Whenever a line below holds the word "type", copy that line.

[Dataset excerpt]
================

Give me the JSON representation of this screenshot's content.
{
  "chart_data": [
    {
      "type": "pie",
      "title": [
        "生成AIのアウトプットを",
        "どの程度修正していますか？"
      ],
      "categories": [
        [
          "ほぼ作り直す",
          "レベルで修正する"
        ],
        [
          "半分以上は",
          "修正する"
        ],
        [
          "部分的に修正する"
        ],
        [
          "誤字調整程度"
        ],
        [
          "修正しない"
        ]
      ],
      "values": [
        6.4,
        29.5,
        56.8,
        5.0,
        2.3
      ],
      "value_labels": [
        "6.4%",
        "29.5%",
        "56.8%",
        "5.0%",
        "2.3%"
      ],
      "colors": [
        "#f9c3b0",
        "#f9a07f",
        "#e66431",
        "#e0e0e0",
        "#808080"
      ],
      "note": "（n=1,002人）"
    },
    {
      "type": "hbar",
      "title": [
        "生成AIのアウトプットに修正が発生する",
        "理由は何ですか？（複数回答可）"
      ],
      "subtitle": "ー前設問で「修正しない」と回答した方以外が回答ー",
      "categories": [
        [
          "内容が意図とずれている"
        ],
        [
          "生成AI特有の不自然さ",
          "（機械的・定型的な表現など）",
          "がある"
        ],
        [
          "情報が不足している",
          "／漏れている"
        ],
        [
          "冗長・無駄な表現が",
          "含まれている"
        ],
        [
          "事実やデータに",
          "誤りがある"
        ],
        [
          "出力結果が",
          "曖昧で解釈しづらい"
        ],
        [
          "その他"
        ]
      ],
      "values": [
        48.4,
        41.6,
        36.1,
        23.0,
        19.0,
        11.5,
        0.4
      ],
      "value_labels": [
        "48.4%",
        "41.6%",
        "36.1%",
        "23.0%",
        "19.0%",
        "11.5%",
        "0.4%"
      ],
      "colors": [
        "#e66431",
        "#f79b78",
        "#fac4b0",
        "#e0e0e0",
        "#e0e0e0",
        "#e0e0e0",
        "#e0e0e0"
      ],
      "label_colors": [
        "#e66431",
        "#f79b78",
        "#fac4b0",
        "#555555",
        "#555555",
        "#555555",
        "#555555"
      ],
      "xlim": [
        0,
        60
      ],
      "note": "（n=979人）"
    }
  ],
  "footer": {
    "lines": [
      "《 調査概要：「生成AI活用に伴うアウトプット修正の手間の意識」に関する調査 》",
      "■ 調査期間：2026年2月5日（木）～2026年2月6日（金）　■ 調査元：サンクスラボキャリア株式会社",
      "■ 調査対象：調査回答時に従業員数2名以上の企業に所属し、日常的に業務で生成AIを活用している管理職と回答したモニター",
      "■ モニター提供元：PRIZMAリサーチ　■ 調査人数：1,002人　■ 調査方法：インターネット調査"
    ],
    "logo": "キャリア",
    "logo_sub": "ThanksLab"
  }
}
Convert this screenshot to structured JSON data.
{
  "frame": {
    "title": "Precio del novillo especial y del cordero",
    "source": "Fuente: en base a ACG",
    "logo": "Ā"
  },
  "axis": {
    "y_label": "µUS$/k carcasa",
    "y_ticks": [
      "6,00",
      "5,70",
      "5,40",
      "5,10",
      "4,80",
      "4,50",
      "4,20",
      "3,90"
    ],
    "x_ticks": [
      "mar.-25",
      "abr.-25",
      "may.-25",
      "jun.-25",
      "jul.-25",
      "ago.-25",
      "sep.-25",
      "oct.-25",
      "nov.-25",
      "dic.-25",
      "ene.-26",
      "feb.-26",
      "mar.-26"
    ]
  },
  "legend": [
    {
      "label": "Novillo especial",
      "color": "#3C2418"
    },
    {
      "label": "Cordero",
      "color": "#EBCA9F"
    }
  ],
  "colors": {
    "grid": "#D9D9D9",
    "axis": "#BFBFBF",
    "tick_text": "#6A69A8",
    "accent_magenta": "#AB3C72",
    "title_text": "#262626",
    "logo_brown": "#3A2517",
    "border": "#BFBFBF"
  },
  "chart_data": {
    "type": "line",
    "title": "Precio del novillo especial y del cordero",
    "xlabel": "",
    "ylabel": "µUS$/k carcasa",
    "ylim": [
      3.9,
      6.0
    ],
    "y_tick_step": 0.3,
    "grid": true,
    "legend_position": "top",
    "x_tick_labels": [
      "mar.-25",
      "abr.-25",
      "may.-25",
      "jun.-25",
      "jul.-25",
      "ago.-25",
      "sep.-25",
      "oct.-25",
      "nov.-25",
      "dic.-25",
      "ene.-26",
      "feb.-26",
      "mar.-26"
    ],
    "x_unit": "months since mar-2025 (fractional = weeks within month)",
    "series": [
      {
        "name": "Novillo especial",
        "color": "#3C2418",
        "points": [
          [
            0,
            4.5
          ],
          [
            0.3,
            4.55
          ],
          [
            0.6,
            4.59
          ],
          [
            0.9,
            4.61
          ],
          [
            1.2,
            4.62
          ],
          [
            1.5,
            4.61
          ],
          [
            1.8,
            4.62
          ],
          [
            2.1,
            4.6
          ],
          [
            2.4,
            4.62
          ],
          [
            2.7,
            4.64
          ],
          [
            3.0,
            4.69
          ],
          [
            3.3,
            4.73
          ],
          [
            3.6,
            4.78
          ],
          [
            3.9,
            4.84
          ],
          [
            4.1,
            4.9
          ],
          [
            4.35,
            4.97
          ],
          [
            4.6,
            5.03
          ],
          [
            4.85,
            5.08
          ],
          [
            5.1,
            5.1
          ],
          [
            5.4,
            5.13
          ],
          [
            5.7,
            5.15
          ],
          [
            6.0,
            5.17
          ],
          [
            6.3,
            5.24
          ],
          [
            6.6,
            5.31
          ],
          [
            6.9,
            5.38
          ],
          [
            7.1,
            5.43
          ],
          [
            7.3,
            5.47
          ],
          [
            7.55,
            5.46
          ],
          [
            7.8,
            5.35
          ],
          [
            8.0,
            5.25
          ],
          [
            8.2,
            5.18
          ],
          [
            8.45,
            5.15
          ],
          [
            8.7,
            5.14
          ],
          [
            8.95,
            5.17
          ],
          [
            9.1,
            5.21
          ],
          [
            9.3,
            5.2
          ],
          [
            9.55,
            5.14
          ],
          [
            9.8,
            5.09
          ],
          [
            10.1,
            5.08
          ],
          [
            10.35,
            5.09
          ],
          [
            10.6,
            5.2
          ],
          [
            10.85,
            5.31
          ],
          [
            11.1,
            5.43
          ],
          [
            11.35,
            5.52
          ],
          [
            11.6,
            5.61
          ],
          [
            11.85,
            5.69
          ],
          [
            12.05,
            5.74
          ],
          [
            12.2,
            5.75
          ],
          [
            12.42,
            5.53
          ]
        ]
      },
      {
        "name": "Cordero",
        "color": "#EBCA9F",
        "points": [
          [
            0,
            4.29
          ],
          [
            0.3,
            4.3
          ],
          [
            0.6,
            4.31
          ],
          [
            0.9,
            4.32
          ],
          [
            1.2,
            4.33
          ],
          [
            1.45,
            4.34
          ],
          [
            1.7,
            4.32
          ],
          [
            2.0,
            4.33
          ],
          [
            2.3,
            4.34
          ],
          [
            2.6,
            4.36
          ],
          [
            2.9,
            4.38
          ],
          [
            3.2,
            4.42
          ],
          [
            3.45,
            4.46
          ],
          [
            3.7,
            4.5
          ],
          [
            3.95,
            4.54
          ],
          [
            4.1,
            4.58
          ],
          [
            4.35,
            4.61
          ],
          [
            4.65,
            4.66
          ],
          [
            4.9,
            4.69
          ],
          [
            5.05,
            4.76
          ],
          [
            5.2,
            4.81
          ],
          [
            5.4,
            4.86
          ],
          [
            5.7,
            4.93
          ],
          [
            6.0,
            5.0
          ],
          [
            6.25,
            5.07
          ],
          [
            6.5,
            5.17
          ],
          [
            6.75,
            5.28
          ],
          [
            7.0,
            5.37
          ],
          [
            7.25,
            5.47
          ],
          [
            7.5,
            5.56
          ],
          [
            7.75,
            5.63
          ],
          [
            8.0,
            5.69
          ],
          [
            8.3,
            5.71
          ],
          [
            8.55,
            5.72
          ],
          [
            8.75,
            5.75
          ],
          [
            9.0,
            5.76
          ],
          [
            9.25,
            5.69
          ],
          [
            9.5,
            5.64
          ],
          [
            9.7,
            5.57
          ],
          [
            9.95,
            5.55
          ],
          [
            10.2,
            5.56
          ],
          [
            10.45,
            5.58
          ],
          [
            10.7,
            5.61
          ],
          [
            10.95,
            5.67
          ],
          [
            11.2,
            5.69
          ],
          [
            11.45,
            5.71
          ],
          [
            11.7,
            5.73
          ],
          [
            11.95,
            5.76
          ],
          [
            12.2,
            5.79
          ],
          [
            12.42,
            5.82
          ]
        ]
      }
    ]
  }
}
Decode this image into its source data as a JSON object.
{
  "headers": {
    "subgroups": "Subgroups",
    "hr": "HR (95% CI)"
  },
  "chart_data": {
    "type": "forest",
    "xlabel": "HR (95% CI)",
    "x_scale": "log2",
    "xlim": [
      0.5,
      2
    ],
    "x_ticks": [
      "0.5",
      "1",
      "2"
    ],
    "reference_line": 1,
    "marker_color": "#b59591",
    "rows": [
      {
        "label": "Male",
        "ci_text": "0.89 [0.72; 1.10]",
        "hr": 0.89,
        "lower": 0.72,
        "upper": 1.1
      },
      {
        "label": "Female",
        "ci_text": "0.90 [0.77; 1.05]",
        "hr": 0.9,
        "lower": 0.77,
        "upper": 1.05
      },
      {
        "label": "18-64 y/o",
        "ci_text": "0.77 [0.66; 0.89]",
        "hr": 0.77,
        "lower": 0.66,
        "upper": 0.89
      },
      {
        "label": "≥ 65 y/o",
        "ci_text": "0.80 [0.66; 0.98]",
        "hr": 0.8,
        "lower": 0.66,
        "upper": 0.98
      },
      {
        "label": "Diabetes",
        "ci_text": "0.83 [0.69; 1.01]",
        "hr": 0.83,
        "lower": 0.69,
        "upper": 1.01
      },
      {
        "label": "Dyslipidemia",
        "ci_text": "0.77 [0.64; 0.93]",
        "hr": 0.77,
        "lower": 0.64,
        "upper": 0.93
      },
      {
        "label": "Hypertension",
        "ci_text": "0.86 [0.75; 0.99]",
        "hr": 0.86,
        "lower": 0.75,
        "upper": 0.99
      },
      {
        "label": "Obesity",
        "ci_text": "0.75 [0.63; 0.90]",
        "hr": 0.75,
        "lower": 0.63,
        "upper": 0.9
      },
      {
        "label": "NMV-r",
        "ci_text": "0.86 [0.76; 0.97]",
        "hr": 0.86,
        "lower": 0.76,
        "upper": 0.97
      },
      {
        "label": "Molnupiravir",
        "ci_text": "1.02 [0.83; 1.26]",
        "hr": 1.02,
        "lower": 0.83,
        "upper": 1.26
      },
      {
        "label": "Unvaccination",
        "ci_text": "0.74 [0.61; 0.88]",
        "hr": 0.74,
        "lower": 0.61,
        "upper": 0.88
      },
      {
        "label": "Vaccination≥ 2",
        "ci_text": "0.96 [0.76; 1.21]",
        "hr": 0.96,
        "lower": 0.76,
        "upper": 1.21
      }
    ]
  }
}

================

Exercise answer -
      "type": "pie",
      "type": "hbar",
    "type": "line",
    "type": "forest",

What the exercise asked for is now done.